# PROVIDED DATA
····················

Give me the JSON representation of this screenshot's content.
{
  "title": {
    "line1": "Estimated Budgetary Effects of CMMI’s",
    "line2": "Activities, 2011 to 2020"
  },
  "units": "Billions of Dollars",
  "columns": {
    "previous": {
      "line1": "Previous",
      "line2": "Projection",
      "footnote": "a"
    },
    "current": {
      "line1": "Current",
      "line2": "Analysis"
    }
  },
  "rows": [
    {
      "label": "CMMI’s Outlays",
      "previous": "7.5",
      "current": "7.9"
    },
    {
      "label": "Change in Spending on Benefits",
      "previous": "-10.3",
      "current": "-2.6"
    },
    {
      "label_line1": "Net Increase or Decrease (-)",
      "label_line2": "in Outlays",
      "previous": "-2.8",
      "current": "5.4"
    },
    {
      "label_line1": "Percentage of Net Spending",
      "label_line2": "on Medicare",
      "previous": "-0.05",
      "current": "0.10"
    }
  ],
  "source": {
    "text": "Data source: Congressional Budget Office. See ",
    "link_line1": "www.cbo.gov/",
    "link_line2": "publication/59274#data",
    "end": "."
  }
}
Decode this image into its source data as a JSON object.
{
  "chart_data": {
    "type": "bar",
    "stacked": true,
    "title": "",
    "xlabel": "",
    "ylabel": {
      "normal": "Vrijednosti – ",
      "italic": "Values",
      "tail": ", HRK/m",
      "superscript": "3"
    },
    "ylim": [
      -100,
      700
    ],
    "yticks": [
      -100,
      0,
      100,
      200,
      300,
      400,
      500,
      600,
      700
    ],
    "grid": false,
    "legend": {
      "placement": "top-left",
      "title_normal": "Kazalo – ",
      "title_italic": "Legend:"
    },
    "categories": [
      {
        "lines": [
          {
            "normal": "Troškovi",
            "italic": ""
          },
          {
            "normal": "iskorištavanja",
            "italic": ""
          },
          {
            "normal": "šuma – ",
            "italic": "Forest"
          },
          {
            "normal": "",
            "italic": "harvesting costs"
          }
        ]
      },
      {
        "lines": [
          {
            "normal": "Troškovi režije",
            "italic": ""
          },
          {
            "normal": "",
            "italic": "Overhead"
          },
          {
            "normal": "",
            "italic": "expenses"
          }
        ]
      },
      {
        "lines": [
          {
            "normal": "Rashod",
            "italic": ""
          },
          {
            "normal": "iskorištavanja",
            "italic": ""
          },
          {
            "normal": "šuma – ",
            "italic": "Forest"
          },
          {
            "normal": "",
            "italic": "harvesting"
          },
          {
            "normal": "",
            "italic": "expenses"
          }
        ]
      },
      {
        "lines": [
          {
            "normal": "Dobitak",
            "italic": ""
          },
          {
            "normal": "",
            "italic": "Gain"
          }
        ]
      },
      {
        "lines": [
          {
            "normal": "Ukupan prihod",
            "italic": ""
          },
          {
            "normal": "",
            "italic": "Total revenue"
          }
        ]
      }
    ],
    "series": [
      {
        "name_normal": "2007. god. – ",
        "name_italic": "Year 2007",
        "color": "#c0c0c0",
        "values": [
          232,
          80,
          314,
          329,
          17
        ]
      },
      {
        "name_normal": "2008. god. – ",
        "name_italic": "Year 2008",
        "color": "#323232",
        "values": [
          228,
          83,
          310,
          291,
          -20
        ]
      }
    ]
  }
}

····················

# GOAL
Repeat all the entries exactly as given.

# RESULT FOR THIS EXERCISE
Give me the JSON representation of this screenshot's content.
{
  "title": {
    "line1": "Estimated Budgetary Effects of CMMI’s",
    "line2": "Activities, 2011 to 2020"
  },
  "units": "Billions of Dollars",
  "columns": {
    "previous": {
      "line1": "Previous",
      "line2": "Projection",
      "footnote": "a"
    },
    "current": {
      "line1": "Current",
      "line2": "Analysis"
    }
  },
  "rows": [
    {
      "label": "CMMI’s Outlays",
      "previous": "7.5",
      "current": "7.9"
    },
    {
      "label": "Change in Spending on Benefits",
      "previous": "-10.3",
      "current": "-2.6"
    },
    {
      "label_line1": "Net Increase or Decrease (-)",
      "label_line2": "in Outlays",
      "previous": "-2.8",
      "current": "5.4"
    },
    {
      "label_line1": "Percentage of Net Spending",
      "label_line2": "on Medicare",
      "previous": "-0.05",
      "current": "0.10"
    }
  ],
  "source": {
    "text": "Data source: Congressional Budget Office. See ",
    "link_line1": "www.cbo.gov/",
    "link_line2": "publication/59274#data",
    "end": "."
  }
}
Decode this image into its source data as a JSON object.
{
  "chart_data": {
    "type": "bar",
    "stacked": true,
    "title": "",
    "xlabel": "",
    "ylabel": {
      "normal": "Vrijednosti – ",
      "italic": "Values",
      "tail": ", HRK/m",
      "superscript": "3"
    },
    "ylim": [
      -100,
      700
    ],
    "yticks": [
      -100,
      0,
      100,
      200,
      300,
      400,
      500,
      600,
      700
    ],
    "grid": false,
    "legend": {
      "placement": "top-left",
      "title_normal": "Kazalo – ",
      "title_italic": "Legend:"
    },
    "categories": [
      {
        "lines": [
          {
            "normal": "Troškovi",
            "italic": ""
          },
          {
            "normal": "iskorištavanja",
            "italic": ""
          },
          {
            "normal": "šuma – ",
            "italic": "Forest"
          },
          {
            "normal": "",
            "italic": "harvesting costs"
          }
        ]
      },
      {
        "lines": [
          {
            "normal": "Troškovi režije",
            "italic": ""
          },
          {
            "normal": "",
            "italic": "Overhead"
          },
          {
            "normal": "",
            "italic": "expenses"
          }
        ]
      },
      {
        "lines": [
          {
            "normal": "Rashod",
            "italic": ""
          },
          {
            "normal": "iskorištavanja",
            "italic": ""
          },
          {
            "normal": "šuma – ",
            "italic": "Forest"
          },
          {
            "normal": "",
            "italic": "harvesting"
          },
          {
            "normal": "",
            "italic": "expenses"
          }
        ]
      },
      {
        "lines": [
          {
            "normal": "Dobitak",
            "italic": ""
          },
          {
            "normal": "",
            "italic": "Gain"
          }
        ]
      },
      {
        "lines": [
          {
            "normal": "Ukupan prihod",
            "italic": ""
          },
          {
            "normal": "",
            "italic": "Total revenue"
          }
        ]
      }
    ],
    "series": [
      {
        "name_normal": "2007. god. – ",
        "name_italic": "Year 2007",
        "color": "#c0c0c0",
        "values": [
          232,
          80,
          314,
          329,
          17
        ]
      },
      {
        "name_normal": "2008. god. – ",
        "name_italic": "Year 2008",
        "color": "#323232",
        "values": [
          228,
          83,
          310,
          291,
          -20
        ]
      }
    ]
  }
}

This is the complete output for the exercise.